— PROBLEM TO SOLVE —
Show each line from the listing that includes the word "Земле".

— EXERCISE INPUTS —
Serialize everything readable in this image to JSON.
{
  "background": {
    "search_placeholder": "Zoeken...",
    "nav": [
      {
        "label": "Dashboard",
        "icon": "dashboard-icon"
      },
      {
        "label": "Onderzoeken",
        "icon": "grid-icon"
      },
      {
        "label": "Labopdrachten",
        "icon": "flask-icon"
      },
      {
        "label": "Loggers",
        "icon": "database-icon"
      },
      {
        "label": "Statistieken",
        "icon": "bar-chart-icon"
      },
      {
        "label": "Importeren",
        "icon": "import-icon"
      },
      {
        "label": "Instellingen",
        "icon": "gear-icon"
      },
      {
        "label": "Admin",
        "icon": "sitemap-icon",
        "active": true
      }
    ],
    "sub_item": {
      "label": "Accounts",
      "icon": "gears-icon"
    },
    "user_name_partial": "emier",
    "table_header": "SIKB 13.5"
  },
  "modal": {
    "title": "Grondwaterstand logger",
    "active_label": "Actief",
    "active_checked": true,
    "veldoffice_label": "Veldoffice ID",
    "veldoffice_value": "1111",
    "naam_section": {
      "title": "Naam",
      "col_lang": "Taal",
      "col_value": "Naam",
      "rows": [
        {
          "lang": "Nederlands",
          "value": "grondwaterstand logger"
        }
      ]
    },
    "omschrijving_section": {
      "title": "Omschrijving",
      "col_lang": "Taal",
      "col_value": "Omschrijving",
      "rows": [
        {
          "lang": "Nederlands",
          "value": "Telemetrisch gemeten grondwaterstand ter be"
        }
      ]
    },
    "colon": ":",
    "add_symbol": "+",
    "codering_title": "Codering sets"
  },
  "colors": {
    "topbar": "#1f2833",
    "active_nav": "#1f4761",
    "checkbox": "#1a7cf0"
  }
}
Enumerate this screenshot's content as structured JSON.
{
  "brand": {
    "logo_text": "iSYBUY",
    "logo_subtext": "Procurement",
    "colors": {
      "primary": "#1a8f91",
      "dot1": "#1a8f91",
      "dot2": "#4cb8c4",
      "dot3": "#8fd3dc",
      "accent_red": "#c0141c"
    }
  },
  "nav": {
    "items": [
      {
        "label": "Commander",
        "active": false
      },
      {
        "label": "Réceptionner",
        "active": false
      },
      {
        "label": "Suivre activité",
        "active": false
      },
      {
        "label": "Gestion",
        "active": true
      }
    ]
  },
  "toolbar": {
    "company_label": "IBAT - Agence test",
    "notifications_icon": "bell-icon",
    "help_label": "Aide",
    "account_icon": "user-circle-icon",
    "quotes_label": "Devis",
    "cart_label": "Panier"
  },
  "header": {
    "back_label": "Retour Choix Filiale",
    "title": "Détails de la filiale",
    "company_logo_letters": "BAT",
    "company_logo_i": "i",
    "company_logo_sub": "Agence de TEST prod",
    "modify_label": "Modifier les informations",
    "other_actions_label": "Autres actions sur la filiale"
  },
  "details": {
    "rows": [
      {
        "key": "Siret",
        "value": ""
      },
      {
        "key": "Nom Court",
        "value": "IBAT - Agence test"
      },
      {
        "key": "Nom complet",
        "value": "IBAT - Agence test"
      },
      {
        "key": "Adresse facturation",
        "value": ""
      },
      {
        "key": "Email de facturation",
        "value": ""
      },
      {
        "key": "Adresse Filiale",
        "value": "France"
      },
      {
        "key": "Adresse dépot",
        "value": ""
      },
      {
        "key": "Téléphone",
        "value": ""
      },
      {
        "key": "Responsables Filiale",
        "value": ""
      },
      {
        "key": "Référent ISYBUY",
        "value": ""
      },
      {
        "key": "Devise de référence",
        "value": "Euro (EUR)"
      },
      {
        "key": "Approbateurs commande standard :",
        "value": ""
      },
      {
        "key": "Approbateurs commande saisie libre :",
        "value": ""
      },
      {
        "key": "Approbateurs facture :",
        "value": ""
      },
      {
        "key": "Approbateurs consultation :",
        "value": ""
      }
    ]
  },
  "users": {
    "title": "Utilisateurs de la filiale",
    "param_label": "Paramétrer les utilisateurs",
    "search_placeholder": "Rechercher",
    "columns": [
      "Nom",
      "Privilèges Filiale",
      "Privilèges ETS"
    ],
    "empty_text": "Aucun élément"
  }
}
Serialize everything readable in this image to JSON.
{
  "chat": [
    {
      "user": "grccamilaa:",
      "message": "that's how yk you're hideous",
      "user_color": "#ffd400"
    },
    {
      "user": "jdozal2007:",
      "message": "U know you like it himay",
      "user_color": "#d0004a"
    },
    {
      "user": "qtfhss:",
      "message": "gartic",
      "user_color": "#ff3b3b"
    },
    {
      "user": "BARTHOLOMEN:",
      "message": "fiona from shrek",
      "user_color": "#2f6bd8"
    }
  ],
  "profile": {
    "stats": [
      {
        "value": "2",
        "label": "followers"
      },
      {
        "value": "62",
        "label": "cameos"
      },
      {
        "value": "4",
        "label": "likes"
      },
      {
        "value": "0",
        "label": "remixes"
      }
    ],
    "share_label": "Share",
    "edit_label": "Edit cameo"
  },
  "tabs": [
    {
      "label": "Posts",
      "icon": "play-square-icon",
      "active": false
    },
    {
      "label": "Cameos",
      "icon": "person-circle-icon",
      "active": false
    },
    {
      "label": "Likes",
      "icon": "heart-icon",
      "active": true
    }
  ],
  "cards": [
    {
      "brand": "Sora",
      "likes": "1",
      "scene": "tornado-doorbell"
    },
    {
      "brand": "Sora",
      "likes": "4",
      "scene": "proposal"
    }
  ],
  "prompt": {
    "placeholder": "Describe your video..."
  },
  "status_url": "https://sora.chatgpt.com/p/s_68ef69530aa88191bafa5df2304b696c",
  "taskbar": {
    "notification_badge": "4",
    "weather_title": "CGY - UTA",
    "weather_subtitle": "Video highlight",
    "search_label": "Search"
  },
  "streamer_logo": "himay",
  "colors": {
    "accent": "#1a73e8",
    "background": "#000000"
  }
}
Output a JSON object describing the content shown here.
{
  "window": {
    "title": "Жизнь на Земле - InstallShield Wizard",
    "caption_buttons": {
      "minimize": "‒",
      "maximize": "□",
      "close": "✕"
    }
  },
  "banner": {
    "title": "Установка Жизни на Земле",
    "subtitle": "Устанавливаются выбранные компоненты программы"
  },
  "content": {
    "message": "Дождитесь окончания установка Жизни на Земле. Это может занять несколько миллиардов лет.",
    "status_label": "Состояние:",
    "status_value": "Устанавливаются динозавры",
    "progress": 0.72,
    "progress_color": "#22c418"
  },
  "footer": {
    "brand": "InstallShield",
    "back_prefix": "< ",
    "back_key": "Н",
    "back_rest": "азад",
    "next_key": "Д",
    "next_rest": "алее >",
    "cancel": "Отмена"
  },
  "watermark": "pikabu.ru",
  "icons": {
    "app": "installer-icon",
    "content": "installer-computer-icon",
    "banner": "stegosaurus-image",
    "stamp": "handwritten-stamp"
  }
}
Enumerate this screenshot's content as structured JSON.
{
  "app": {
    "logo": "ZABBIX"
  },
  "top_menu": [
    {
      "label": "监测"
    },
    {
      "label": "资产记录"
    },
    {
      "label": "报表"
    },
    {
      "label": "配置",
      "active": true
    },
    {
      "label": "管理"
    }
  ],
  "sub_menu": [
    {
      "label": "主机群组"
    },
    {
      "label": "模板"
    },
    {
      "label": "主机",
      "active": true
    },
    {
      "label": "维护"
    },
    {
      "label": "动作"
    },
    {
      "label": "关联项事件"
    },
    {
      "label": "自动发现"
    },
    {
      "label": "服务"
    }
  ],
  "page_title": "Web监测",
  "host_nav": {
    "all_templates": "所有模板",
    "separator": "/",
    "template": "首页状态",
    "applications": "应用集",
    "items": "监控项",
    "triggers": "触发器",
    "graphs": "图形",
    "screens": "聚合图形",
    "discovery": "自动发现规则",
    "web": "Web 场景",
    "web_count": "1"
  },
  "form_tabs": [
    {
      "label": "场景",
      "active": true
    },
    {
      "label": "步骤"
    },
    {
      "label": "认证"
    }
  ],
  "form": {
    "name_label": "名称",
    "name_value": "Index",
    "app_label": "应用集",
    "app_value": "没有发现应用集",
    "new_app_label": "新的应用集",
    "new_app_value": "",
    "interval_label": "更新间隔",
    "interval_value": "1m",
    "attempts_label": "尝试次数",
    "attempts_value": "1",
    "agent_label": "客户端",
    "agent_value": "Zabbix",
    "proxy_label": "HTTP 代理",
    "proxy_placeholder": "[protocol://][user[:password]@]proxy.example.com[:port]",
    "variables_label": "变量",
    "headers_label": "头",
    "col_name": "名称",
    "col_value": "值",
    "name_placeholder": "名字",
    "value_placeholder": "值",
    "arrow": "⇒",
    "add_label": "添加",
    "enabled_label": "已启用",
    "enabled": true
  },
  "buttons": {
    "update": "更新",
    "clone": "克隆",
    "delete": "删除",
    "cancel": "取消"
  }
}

— PROBLEM SOLUTION —
    "title": "Жизнь на Земле - InstallShield Wizard",
    "title": "Установка Жизни на Земле",
    "message": "Дождитесь окончания установка Жизни на Земле. Это может занять несколько миллиардов лет.",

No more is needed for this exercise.